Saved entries
— START —

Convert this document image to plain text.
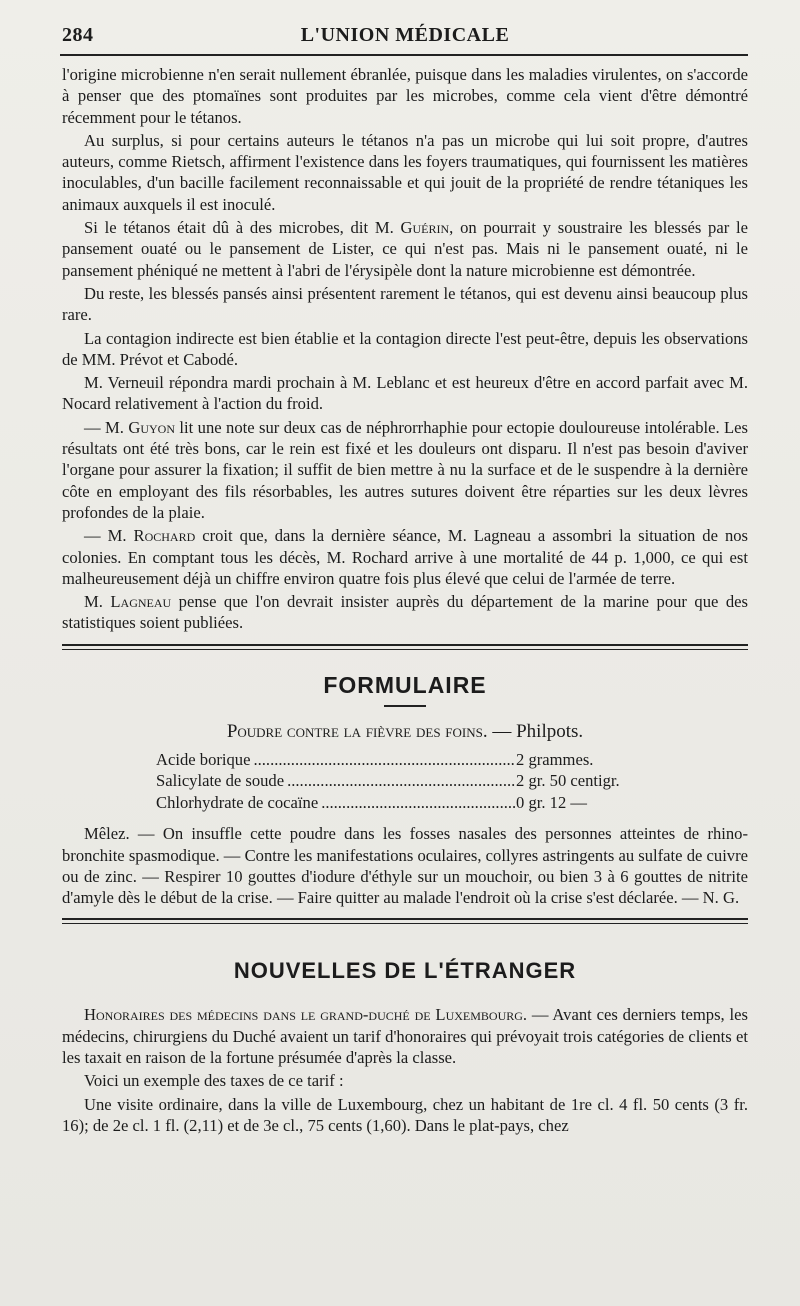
284	L'UNION MÉDICALE

l'origine microbienne n'en serait nullement ébranlée, puisque dans les maladies virulentes, on s'accorde à penser que des ptomaïnes sont produites par les microbes, comme cela vient d'être démontré récemment pour le tétanos.

Au surplus, si pour certains auteurs le tétanos n'a pas un microbe qui lui soit propre, d'autres auteurs, comme Rietsch, affirment l'existence dans les foyers traumatiques, qui fournissent les matières inoculables, d'un bacille facilement reconnaissable et qui jouit de la propriété de rendre tétaniques les animaux auxquels il est inoculé.

Si le tétanos était dû à des microbes, dit M. Guérin, on pourrait y soustraire les blessés par le pansement ouaté ou le pansement de Lister, ce qui n'est pas. Mais ni le pansement ouaté, ni le pansement phéniqué ne mettent à l'abri de l'érysipèle dont la nature microbienne est démontrée.

Du reste, les blessés pansés ainsi présentent rarement le tétanos, qui est devenu ainsi beaucoup plus rare.

La contagion indirecte est bien établie et la contagion directe l'est peut-être, depuis les observations de MM. Prévot et Cabodé.

M. Verneuil répondra mardi prochain à M. Leblanc et est heureux d'être en accord parfait avec M. Nocard relativement à l'action du froid.

— M. Guyon lit une note sur deux cas de néphrorrhaphie pour ectopie douloureuse intolérable. Les résultats ont été très bons, car le rein est fixé et les douleurs ont disparu. Il n'est pas besoin d'aviver l'organe pour assurer la fixation; il suffit de bien mettre à nu la surface et de le suspendre à la dernière côte en employant des fils résorbables, les autres sutures doivent être réparties sur les deux lèvres profondes de la plaie.

— M. Rochard croit que, dans la dernière séance, M. Lagneau a assombri la situation de nos colonies. En comptant tous les décès, M. Rochard arrive à une mortalité de 44 p. 1,000, ce qui est malheureusement déjà un chiffre environ quatre fois plus élevé que celui de l'armée de terre.

M. Lagneau pense que l'on devrait insister auprès du département de la marine pour que des statistiques soient publiées.

FORMULAIRE
Poudre contre la fièvre des foins. — Philpots.
Acide borique .....	2 grammes.
Salicylate de soude .....	2 gr. 50 centigr.
Chlorhydrate de cocaïne .....	0 gr. 12 —

Mêlez. — On insuffle cette poudre dans les fosses nasales des personnes atteintes de rhino-bronchite spasmodique. — Contre les manifestations oculaires, collyres astringents au sulfate de cuivre ou de zinc. — Respirer 10 gouttes d'iodure d'éthyle sur un mouchoir, ou bien 3 à 6 gouttes de nitrite d'amyle dès le début de la crise. — Faire quitter au malade l'endroit où la crise s'est déclarée. — N. G.

NOUVELLES DE L'ÉTRANGER

Honoraires des médecins dans le grand-duché de Luxembourg. — Avant ces derniers temps, les médecins, chirurgiens du Duché avaient un tarif d'honoraires qui prévoyait trois catégories de clients et les taxait en raison de la fortune présumée d'après la classe.

Voici un exemple des taxes de ce tarif :

Une visite ordinaire, dans la ville de Luxembourg, chez un habitant de 1re cl. 4 fl. 50 cents (3 fr. 16); de 2e cl. 1 fl. (2,11) et de 3e cl., 75 cents (1,60). Dans le plat-pays, chez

— END —

◆ **Your instructions**: Work out how many lines of the data above hold the word "tarif", and write only the count.

◆ **Written answer**: 2